── DATA FOR THIS EXERCISE ──
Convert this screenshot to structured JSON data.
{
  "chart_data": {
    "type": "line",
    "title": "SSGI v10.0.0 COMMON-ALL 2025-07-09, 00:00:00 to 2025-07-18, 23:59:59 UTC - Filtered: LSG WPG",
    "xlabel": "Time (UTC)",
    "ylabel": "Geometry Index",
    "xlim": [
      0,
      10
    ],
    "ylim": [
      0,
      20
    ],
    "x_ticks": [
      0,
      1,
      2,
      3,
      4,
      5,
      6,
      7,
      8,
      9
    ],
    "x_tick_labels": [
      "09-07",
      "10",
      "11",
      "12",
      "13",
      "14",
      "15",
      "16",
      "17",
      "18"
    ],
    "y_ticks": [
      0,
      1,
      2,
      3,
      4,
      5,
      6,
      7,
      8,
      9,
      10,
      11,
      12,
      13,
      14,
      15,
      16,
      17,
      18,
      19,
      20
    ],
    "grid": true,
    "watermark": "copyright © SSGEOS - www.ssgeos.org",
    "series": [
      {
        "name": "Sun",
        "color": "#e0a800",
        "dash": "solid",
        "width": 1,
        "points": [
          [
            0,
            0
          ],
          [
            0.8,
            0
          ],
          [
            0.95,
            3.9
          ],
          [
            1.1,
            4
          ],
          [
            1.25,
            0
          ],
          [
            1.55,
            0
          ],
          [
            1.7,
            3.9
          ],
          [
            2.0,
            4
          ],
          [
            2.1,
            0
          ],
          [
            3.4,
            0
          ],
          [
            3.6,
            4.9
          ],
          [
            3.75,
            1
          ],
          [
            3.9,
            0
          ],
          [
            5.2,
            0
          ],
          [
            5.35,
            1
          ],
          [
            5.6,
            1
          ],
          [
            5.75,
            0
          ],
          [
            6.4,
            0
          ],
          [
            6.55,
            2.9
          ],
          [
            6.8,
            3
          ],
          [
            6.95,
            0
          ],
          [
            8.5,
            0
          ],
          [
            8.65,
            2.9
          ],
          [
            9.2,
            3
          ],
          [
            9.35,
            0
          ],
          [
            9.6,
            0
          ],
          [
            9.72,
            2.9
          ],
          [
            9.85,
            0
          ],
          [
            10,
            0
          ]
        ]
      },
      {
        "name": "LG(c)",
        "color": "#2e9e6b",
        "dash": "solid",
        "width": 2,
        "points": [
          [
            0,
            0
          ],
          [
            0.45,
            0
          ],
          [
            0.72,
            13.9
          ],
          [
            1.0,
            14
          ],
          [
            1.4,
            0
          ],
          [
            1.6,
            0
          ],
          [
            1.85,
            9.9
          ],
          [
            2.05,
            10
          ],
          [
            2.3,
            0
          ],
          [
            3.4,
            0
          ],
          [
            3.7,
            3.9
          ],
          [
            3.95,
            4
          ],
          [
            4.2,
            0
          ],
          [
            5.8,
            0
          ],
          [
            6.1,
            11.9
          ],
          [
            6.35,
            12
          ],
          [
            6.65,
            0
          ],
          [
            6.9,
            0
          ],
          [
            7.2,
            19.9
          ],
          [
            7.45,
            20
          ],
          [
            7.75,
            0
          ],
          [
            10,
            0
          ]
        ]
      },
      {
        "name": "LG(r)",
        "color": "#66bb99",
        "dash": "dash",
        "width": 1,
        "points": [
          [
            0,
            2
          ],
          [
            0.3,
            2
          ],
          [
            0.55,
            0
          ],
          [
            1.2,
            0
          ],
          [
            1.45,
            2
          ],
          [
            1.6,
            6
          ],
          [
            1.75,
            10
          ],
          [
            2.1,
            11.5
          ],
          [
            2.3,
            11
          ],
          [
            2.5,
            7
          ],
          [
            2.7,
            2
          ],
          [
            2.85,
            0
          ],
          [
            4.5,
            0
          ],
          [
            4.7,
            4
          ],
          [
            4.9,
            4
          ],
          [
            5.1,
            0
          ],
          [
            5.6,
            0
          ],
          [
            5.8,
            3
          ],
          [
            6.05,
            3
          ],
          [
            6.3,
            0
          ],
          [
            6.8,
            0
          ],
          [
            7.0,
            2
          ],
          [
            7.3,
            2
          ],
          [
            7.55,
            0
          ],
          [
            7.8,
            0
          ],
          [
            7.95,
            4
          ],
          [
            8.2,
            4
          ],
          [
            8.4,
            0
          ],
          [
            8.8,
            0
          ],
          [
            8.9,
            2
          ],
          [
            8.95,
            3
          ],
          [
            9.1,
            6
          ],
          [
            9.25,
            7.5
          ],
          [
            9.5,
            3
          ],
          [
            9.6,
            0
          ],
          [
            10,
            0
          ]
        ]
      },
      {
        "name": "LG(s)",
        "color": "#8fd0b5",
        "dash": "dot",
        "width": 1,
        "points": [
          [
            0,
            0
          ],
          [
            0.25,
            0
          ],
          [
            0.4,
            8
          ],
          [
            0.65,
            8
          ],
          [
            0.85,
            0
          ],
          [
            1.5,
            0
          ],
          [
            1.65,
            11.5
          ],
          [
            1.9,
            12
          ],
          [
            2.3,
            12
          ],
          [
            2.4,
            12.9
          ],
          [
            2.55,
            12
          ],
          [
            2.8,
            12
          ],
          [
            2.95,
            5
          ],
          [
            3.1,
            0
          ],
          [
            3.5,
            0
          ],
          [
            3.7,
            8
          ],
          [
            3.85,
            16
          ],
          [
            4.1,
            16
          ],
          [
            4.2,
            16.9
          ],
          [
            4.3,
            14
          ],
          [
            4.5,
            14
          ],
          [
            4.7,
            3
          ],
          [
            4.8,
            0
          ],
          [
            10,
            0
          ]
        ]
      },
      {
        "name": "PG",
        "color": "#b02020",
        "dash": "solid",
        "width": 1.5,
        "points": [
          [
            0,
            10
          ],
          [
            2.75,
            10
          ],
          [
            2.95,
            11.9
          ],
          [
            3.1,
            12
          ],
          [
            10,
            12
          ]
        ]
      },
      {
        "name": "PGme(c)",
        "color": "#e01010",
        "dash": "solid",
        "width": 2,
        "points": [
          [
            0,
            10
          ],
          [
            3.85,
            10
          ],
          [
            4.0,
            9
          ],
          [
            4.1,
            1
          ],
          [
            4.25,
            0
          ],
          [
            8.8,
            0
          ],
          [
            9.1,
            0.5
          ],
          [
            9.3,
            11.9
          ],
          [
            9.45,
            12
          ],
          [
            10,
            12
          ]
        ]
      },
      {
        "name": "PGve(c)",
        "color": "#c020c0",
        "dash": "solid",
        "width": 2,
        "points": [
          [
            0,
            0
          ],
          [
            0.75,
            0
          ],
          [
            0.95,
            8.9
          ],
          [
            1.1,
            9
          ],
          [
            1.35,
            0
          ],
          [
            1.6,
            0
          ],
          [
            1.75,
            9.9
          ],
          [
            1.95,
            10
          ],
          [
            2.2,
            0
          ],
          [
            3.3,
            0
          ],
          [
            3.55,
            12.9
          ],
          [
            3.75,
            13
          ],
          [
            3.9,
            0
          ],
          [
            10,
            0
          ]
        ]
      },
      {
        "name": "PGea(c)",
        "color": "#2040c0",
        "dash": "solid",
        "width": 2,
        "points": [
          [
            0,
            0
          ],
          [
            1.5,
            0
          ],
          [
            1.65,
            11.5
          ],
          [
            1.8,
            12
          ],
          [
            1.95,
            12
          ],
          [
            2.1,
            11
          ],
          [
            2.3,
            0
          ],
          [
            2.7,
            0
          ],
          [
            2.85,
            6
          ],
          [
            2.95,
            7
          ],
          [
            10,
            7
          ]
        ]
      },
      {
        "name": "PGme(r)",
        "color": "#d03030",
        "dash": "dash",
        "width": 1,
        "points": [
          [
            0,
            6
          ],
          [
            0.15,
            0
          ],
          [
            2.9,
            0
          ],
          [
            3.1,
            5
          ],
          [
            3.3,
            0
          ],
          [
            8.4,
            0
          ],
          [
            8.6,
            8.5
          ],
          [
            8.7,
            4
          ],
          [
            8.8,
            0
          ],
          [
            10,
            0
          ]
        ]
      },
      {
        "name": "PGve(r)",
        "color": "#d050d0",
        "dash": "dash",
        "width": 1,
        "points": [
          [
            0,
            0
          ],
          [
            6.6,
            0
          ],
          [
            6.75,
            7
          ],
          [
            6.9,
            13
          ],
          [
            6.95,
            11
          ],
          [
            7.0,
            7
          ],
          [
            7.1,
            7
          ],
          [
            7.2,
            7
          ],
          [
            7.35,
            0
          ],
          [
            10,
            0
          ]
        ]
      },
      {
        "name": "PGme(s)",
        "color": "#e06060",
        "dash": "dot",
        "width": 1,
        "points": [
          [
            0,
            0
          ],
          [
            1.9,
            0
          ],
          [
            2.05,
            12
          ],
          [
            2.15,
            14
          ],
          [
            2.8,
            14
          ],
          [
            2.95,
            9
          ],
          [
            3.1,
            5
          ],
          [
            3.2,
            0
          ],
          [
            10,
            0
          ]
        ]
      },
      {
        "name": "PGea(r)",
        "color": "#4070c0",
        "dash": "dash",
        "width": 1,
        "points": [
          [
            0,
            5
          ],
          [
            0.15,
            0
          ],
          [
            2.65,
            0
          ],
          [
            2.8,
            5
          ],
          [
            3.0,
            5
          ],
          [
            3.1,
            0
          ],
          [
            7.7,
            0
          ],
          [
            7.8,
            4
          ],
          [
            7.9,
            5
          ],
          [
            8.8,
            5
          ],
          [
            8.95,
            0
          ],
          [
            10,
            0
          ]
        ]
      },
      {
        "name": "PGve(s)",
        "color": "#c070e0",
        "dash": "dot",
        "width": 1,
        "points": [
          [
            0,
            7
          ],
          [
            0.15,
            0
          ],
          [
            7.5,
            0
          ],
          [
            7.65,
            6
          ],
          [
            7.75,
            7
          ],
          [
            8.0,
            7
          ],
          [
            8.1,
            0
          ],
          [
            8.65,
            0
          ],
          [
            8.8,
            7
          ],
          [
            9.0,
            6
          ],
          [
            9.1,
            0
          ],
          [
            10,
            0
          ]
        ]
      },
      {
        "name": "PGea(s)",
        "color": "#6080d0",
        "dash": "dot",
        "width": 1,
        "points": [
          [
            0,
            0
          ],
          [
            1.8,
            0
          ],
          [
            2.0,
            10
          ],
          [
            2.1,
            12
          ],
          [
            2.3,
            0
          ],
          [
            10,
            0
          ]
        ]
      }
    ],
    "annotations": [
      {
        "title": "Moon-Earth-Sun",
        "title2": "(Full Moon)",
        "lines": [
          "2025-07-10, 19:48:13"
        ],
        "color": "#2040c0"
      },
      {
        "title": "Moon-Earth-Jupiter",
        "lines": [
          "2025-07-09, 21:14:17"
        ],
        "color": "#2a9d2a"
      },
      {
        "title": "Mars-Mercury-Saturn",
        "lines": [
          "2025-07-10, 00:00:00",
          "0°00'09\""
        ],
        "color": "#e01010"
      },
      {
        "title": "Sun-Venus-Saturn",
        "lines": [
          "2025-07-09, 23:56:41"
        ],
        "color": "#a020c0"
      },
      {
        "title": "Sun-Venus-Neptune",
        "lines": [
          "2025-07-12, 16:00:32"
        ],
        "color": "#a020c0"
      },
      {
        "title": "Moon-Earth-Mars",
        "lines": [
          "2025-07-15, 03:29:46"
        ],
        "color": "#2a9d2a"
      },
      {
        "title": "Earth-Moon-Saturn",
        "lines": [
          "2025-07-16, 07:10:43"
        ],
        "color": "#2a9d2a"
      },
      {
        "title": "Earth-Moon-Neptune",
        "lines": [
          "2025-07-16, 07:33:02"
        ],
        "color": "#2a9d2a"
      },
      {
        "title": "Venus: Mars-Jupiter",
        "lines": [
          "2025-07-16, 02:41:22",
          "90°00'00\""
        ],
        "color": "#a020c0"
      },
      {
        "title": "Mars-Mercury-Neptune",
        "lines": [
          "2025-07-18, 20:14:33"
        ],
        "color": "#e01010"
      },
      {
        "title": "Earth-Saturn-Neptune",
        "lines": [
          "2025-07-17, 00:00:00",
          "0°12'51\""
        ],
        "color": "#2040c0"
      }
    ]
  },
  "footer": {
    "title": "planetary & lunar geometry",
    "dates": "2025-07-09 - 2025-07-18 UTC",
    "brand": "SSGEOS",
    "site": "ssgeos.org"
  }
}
───
SET PROBLEM
Filter for "Earth". Return all lines that hold it.

RESPONSE TO THIS EXERCISE
        "title": "Moon-Earth-Sun",
        "title": "Moon-Earth-Jupiter",
        "title": "Moon-Earth-Mars",
        "title": "Earth-Moon-Saturn",
        "title": "Earth-Moon-Neptune",
        "title": "Earth-Saturn-Neptune",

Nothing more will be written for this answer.